## Problem to solve
Would you pull out every line of the material that contains the string "image"?

Excerpt from a dataset:
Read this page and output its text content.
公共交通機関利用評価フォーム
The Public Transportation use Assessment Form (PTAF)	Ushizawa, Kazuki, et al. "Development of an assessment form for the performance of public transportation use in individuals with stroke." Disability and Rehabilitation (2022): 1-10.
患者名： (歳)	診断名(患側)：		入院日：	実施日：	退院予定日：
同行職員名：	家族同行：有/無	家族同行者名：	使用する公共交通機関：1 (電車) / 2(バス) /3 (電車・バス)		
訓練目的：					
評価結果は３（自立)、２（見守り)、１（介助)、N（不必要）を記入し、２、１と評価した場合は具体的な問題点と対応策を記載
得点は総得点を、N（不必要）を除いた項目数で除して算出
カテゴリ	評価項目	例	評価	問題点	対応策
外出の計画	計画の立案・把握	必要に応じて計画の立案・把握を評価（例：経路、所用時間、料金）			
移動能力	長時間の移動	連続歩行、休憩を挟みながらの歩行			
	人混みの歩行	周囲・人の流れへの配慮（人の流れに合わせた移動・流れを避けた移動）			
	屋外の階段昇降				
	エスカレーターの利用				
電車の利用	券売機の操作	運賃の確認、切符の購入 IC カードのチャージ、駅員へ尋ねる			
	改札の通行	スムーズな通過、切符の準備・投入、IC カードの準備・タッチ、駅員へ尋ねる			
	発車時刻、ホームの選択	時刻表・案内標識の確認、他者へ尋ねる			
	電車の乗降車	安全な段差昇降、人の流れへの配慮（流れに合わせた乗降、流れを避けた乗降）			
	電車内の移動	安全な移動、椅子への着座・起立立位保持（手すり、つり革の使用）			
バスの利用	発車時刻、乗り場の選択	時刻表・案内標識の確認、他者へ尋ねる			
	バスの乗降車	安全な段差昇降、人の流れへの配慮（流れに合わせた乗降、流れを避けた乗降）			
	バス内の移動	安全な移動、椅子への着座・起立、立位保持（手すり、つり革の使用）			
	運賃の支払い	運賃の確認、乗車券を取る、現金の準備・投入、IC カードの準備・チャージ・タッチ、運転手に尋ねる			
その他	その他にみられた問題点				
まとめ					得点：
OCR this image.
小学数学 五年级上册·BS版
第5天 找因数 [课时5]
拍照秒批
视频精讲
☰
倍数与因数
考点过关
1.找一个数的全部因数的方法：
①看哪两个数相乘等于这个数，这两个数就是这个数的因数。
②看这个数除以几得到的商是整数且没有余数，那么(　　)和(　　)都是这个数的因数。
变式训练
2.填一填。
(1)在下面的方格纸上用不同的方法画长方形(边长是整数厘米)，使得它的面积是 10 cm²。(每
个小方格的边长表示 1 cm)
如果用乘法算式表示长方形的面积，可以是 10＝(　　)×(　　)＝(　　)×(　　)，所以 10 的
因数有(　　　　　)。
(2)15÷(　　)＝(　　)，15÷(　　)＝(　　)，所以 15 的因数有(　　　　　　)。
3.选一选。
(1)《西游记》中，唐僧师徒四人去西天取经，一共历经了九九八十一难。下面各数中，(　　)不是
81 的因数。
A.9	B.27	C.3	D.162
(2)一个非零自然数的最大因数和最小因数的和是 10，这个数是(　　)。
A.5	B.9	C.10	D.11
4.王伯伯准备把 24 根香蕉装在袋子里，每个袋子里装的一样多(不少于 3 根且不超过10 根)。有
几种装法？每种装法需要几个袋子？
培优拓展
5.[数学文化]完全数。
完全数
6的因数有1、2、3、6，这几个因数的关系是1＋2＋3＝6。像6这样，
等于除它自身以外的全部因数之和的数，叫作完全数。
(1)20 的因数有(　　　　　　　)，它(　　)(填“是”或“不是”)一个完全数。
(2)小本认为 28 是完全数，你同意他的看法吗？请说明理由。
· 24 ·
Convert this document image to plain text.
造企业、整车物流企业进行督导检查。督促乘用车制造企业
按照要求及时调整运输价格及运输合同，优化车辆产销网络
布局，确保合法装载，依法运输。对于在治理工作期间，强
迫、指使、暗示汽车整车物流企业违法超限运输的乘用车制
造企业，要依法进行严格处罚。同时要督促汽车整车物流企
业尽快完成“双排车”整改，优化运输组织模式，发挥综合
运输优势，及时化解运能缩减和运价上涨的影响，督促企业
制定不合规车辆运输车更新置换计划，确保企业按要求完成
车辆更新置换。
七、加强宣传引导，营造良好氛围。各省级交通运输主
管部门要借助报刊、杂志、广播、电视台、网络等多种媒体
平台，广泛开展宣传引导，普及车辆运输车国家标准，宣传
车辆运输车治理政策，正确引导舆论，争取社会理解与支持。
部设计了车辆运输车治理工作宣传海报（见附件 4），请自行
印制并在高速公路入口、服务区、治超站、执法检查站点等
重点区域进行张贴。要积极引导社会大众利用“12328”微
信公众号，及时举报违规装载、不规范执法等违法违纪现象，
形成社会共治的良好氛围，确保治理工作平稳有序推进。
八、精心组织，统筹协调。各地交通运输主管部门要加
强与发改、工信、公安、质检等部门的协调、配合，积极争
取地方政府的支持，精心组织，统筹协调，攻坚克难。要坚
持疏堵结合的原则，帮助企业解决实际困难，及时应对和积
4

## Exercise answer
OCR this image.
Convert this document image to plain text.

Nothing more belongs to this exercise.